> [DIRECTIVE]
Exactly as written, retype the listing below, omitting the pictures.

> [Figure contents as structured data]
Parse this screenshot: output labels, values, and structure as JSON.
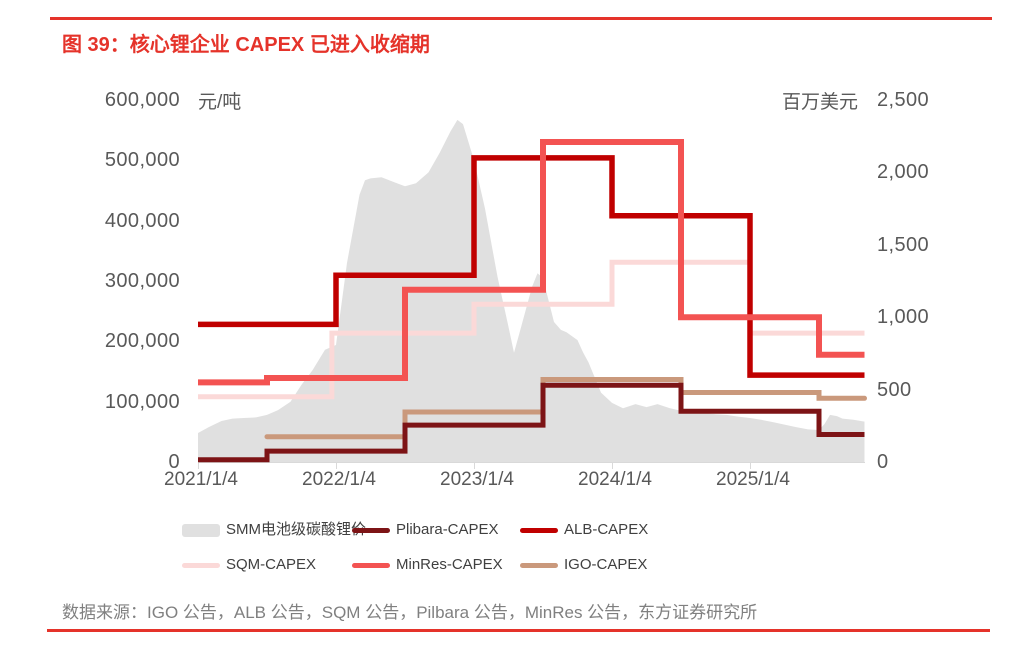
{
  "figure": {
    "title": "图 39：核心锂企业 CAPEX 已进入收缩期",
    "source": "数据来源：IGO 公告，ALB 公告，SQM 公告，Pilbara 公告，MinRes 公告，东方证券研究所",
    "accent_color": "#E5332A",
    "title_color": "#E5332A"
  },
  "chart_data": {
    "type": "area+step-line combo",
    "title": "图 39：核心锂企业 CAPEX 已进入收缩期",
    "grid": "off",
    "x_axis": {
      "range_years": [
        2021.0,
        2025.83
      ],
      "axis_color": "#D9D9D9",
      "ticks": [
        {
          "date": 2021.0,
          "label": "2021/1/4"
        },
        {
          "date": 2022.0,
          "label": "2022/1/4"
        },
        {
          "date": 2023.0,
          "label": "2023/1/4"
        },
        {
          "date": 2024.0,
          "label": "2024/1/4"
        },
        {
          "date": 2025.0,
          "label": "2025/1/4"
        }
      ]
    },
    "left_axis": {
      "unit": "元/吨",
      "range": [
        0,
        600000
      ],
      "ticks": [
        {
          "value": 0,
          "label": "0"
        },
        {
          "value": 100000,
          "label": "100,000"
        },
        {
          "value": 200000,
          "label": "200,000"
        },
        {
          "value": 300000,
          "label": "300,000"
        },
        {
          "value": 400000,
          "label": "400,000"
        },
        {
          "value": 500000,
          "label": "500,000"
        },
        {
          "value": 600000,
          "label": "600,000"
        }
      ]
    },
    "right_axis": {
      "unit": "百万美元",
      "range": [
        0,
        2500
      ],
      "ticks": [
        {
          "value": 0,
          "label": "0"
        },
        {
          "value": 500,
          "label": "500"
        },
        {
          "value": 1000,
          "label": "1,000"
        },
        {
          "value": 1500,
          "label": "1,500"
        },
        {
          "value": 2000,
          "label": "2,000"
        },
        {
          "value": 2500,
          "label": "2,500"
        }
      ]
    },
    "area_series": {
      "name": "SMM电池级碳酸锂价",
      "axis": "left",
      "color": "#E0E0E0",
      "points": [
        [
          2021.0,
          48000
        ],
        [
          2021.08,
          58000
        ],
        [
          2021.17,
          68000
        ],
        [
          2021.25,
          72000
        ],
        [
          2021.33,
          73000
        ],
        [
          2021.42,
          74000
        ],
        [
          2021.5,
          78000
        ],
        [
          2021.58,
          86000
        ],
        [
          2021.67,
          100000
        ],
        [
          2021.75,
          128000
        ],
        [
          2021.83,
          152000
        ],
        [
          2021.92,
          186000
        ],
        [
          2022.0,
          194000
        ],
        [
          2022.08,
          330000
        ],
        [
          2022.17,
          443000
        ],
        [
          2022.21,
          467000
        ],
        [
          2022.25,
          470000
        ],
        [
          2022.33,
          472000
        ],
        [
          2022.42,
          464000
        ],
        [
          2022.5,
          457000
        ],
        [
          2022.58,
          462000
        ],
        [
          2022.67,
          480000
        ],
        [
          2022.75,
          512000
        ],
        [
          2022.83,
          548000
        ],
        [
          2022.88,
          567000
        ],
        [
          2022.92,
          560000
        ],
        [
          2023.0,
          500000
        ],
        [
          2023.08,
          420000
        ],
        [
          2023.17,
          307000
        ],
        [
          2023.25,
          224000
        ],
        [
          2023.29,
          181000
        ],
        [
          2023.33,
          214000
        ],
        [
          2023.42,
          290000
        ],
        [
          2023.46,
          313000
        ],
        [
          2023.5,
          305000
        ],
        [
          2023.54,
          268000
        ],
        [
          2023.58,
          232000
        ],
        [
          2023.63,
          219000
        ],
        [
          2023.67,
          215000
        ],
        [
          2023.75,
          202000
        ],
        [
          2023.79,
          182000
        ],
        [
          2023.83,
          165000
        ],
        [
          2023.92,
          115000
        ],
        [
          2024.0,
          98000
        ],
        [
          2024.08,
          89000
        ],
        [
          2024.17,
          96000
        ],
        [
          2024.25,
          91000
        ],
        [
          2024.33,
          96000
        ],
        [
          2024.42,
          89000
        ],
        [
          2024.5,
          85000
        ],
        [
          2024.58,
          83000
        ],
        [
          2024.67,
          81000
        ],
        [
          2024.75,
          79000
        ],
        [
          2024.83,
          78000
        ],
        [
          2024.92,
          75000
        ],
        [
          2025.0,
          73000
        ],
        [
          2025.08,
          70000
        ],
        [
          2025.17,
          66000
        ],
        [
          2025.25,
          62000
        ],
        [
          2025.33,
          58000
        ],
        [
          2025.42,
          54000
        ],
        [
          2025.5,
          53000
        ],
        [
          2025.54,
          63000
        ],
        [
          2025.58,
          78000
        ],
        [
          2025.63,
          76000
        ],
        [
          2025.67,
          72000
        ],
        [
          2025.75,
          70000
        ],
        [
          2025.83,
          67000
        ]
      ]
    },
    "line_series": [
      {
        "name": "SQM-CAPEX",
        "axis": "right",
        "color": "#FBD9D8",
        "width": 5,
        "end": 2025.83,
        "steps": [
          [
            2021.0,
            450
          ],
          [
            2021.97,
            890
          ],
          [
            2023.0,
            1090
          ],
          [
            2024.0,
            1380
          ],
          [
            2025.0,
            890
          ]
        ]
      },
      {
        "name": "IGO-CAPEX",
        "axis": "right",
        "color": "#CA997C",
        "width": 5,
        "end": 2025.83,
        "steps": [
          [
            2021.5,
            175
          ],
          [
            2022.5,
            345
          ],
          [
            2023.5,
            570
          ],
          [
            2024.5,
            480
          ],
          [
            2025.5,
            440
          ]
        ]
      },
      {
        "name": "Plibara-CAPEX",
        "axis": "right",
        "color": "#7D1416",
        "width": 5,
        "end": 2025.83,
        "steps": [
          [
            2021.0,
            15
          ],
          [
            2021.5,
            75
          ],
          [
            2022.5,
            255
          ],
          [
            2023.5,
            530
          ],
          [
            2024.5,
            350
          ],
          [
            2025.5,
            190
          ]
        ]
      },
      {
        "name": "ALB-CAPEX",
        "axis": "right",
        "color": "#C00000",
        "width": 5.5,
        "end": 2025.83,
        "steps": [
          [
            2021.0,
            950
          ],
          [
            2022.0,
            1290
          ],
          [
            2023.0,
            2100
          ],
          [
            2024.0,
            1700
          ],
          [
            2025.0,
            600
          ]
        ]
      },
      {
        "name": "MinRes-CAPEX",
        "axis": "right",
        "color": "#F35352",
        "width": 6,
        "end": 2025.83,
        "steps": [
          [
            2021.0,
            550
          ],
          [
            2021.5,
            580
          ],
          [
            2022.5,
            1190
          ],
          [
            2023.5,
            2210
          ],
          [
            2024.5,
            1000
          ],
          [
            2025.5,
            740
          ]
        ]
      }
    ],
    "legend": {
      "rows": [
        [
          {
            "label": "SMM电池级碳酸锂价",
            "color": "#E0E0E0",
            "type": "area"
          },
          {
            "label": "Plibara-CAPEX",
            "color": "#7D1416",
            "type": "line"
          },
          {
            "label": "ALB-CAPEX",
            "color": "#C00000",
            "type": "line"
          }
        ],
        [
          {
            "label": "SQM-CAPEX",
            "color": "#FBD9D8",
            "type": "line"
          },
          {
            "label": "MinRes-CAPEX",
            "color": "#F35352",
            "type": "line"
          },
          {
            "label": "IGO-CAPEX",
            "color": "#CA997C",
            "type": "line"
          }
        ]
      ]
    }
  }
}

> [RIGHT ANSWER]
Parse this screenshot: output labels, values, and structure as JSON.
{
  "figure": {
    "title": "图 39：核心锂企业 CAPEX 已进入收缩期",
    "source": "数据来源：IGO 公告，ALB 公告，SQM 公告，Pilbara 公告，MinRes 公告，东方证券研究所",
    "accent_color": "#E5332A",
    "title_color": "#E5332A"
  },
  "chart_data": {
    "type": "area+step-line combo",
    "title": "图 39：核心锂企业 CAPEX 已进入收缩期",
    "grid": "off",
    "x_axis": {
      "range_years": [
        2021.0,
        2025.83
      ],
      "axis_color": "#D9D9D9",
      "ticks": [
        {
          "date": 2021.0,
          "label": "2021/1/4"
        },
        {
          "date": 2022.0,
          "label": "2022/1/4"
        },
        {
          "date": 2023.0,
          "label": "2023/1/4"
        },
        {
          "date": 2024.0,
          "label": "2024/1/4"
        },
        {
          "date": 2025.0,
          "label": "2025/1/4"
        }
      ]
    },
    "left_axis": {
      "unit": "元/吨",
      "range": [
        0,
        600000
      ],
      "ticks": [
        {
          "value": 0,
          "label": "0"
        },
        {
          "value": 100000,
          "label": "100,000"
        },
        {
          "value": 200000,
          "label": "200,000"
        },
        {
          "value": 300000,
          "label": "300,000"
        },
        {
          "value": 400000,
          "label": "400,000"
        },
        {
          "value": 500000,
          "label": "500,000"
        },
        {
          "value": 600000,
          "label": "600,000"
        }
      ]
    },
    "right_axis": {
      "unit": "百万美元",
      "range": [
        0,
        2500
      ],
      "ticks": [
        {
          "value": 0,
          "label": "0"
        },
        {
          "value": 500,
          "label": "500"
        },
        {
          "value": 1000,
          "label": "1,000"
        },
        {
          "value": 1500,
          "label": "1,500"
        },
        {
          "value": 2000,
          "label": "2,000"
        },
        {
          "value": 2500,
          "label": "2,500"
        }
      ]
    },
    "area_series": {
      "name": "SMM电池级碳酸锂价",
      "axis": "left",
      "color": "#E0E0E0",
      "points": [
        [
          2021.0,
          48000
        ],
        [
          2021.08,
          58000
        ],
        [
          2021.17,
          68000
        ],
        [
          2021.25,
          72000
        ],
        [
          2021.33,
          73000
        ],
        [
          2021.42,
          74000
        ],
        [
          2021.5,
          78000
        ],
        [
          2021.58,
          86000
        ],
        [
          2021.67,
          100000
        ],
        [
          2021.75,
          128000
        ],
        [
          2021.83,
          152000
        ],
        [
          2021.92,
          186000
        ],
        [
          2022.0,
          194000
        ],
        [
          2022.08,
          330000
        ],
        [
          2022.17,
          443000
        ],
        [
          2022.21,
          467000
        ],
        [
          2022.25,
          470000
        ],
        [
          2022.33,
          472000
        ],
        [
          2022.42,
          464000
        ],
        [
          2022.5,
          457000
        ],
        [
          2022.58,
          462000
        ],
        [
          2022.67,
          480000
        ],
        [
          2022.75,
          512000
        ],
        [
          2022.83,
          548000
        ],
        [
          2022.88,
          567000
        ],
        [
          2022.92,
          560000
        ],
        [
          2023.0,
          500000
        ],
        [
          2023.08,
          420000
        ],
        [
          2023.17,
          307000
        ],
        [
          2023.25,
          224000
        ],
        [
          2023.29,
          181000
        ],
        [
          2023.33,
          214000
        ],
        [
          2023.42,
          290000
        ],
        [
          2023.46,
          313000
        ],
        [
          2023.5,
          305000
        ],
        [
          2023.54,
          268000
        ],
        [
          2023.58,
          232000
        ],
        [
          2023.63,
          219000
        ],
        [
          2023.67,
          215000
        ],
        [
          2023.75,
          202000
        ],
        [
          2023.79,
          182000
        ],
        [
          2023.83,
          165000
        ],
        [
          2023.92,
          115000
        ],
        [
          2024.0,
          98000
        ],
        [
          2024.08,
          89000
        ],
        [
          2024.17,
          96000
        ],
        [
          2024.25,
          91000
        ],
        [
          2024.33,
          96000
        ],
        [
          2024.42,
          89000
        ],
        [
          2024.5,
          85000
        ],
        [
          2024.58,
          83000
        ],
        [
          2024.67,
          81000
        ],
        [
          2024.75,
          79000
        ],
        [
          2024.83,
          78000
        ],
        [
          2024.92,
          75000
        ],
        [
          2025.0,
          73000
        ],
        [
          2025.08,
          70000
        ],
        [
          2025.17,
          66000
        ],
        [
          2025.25,
          62000
        ],
        [
          2025.33,
          58000
        ],
        [
          2025.42,
          54000
        ],
        [
          2025.5,
          53000
        ],
        [
          2025.54,
          63000
        ],
        [
          2025.58,
          78000
        ],
        [
          2025.63,
          76000
        ],
        [
          2025.67,
          72000
        ],
        [
          2025.75,
          70000
        ],
        [
          2025.83,
          67000
        ]
      ]
    },
    "line_series": [
      {
        "name": "SQM-CAPEX",
        "axis": "right",
        "color": "#FBD9D8",
        "width": 5,
        "end": 2025.83,
        "steps": [
          [
            2021.0,
            450
          ],
          [
            2021.97,
            890
          ],
          [
            2023.0,
            1090
          ],
          [
            2024.0,
            1380
          ],
          [
            2025.0,
            890
          ]
        ]
      },
      {
        "name": "IGO-CAPEX",
        "axis": "right",
        "color": "#CA997C",
        "width": 5,
        "end": 2025.83,
        "steps": [
          [
            2021.5,
            175
          ],
          [
            2022.5,
            345
          ],
          [
            2023.5,
            570
          ],
          [
            2024.5,
            480
          ],
          [
            2025.5,
            440
          ]
        ]
      },
      {
        "name": "Plibara-CAPEX",
        "axis": "right",
        "color": "#7D1416",
        "width": 5,
        "end": 2025.83,
        "steps": [
          [
            2021.0,
            15
          ],
          [
            2021.5,
            75
          ],
          [
            2022.5,
            255
          ],
          [
            2023.5,
            530
          ],
          [
            2024.5,
            350
          ],
          [
            2025.5,
            190
          ]
        ]
      },
      {
        "name": "ALB-CAPEX",
        "axis": "right",
        "color": "#C00000",
        "width": 5.5,
        "end": 2025.83,
        "steps": [
          [
            2021.0,
            950
          ],
          [
            2022.0,
            1290
          ],
          [
            2023.0,
            2100
          ],
          [
            2024.0,
            1700
          ],
          [
            2025.0,
            600
          ]
        ]
      },
      {
        "name": "MinRes-CAPEX",
        "axis": "right",
        "color": "#F35352",
        "width": 6,
        "end": 2025.83,
        "steps": [
          [
            2021.0,
            550
          ],
          [
            2021.5,
            580
          ],
          [
            2022.5,
            1190
          ],
          [
            2023.5,
            2210
          ],
          [
            2024.5,
            1000
          ],
          [
            2025.5,
            740
          ]
        ]
      }
    ],
    "legend": {
      "rows": [
        [
          {
            "label": "SMM电池级碳酸锂价",
            "color": "#E0E0E0",
            "type": "area"
          },
          {
            "label": "Plibara-CAPEX",
            "color": "#7D1416",
            "type": "line"
          },
          {
            "label": "ALB-CAPEX",
            "color": "#C00000",
            "type": "line"
          }
        ],
        [
          {
            "label": "SQM-CAPEX",
            "color": "#FBD9D8",
            "type": "line"
          },
          {
            "label": "MinRes-CAPEX",
            "color": "#F35352",
            "type": "line"
          },
          {
            "label": "IGO-CAPEX",
            "color": "#CA997C",
            "type": "line"
          }
        ]
      ]
    }
  }
}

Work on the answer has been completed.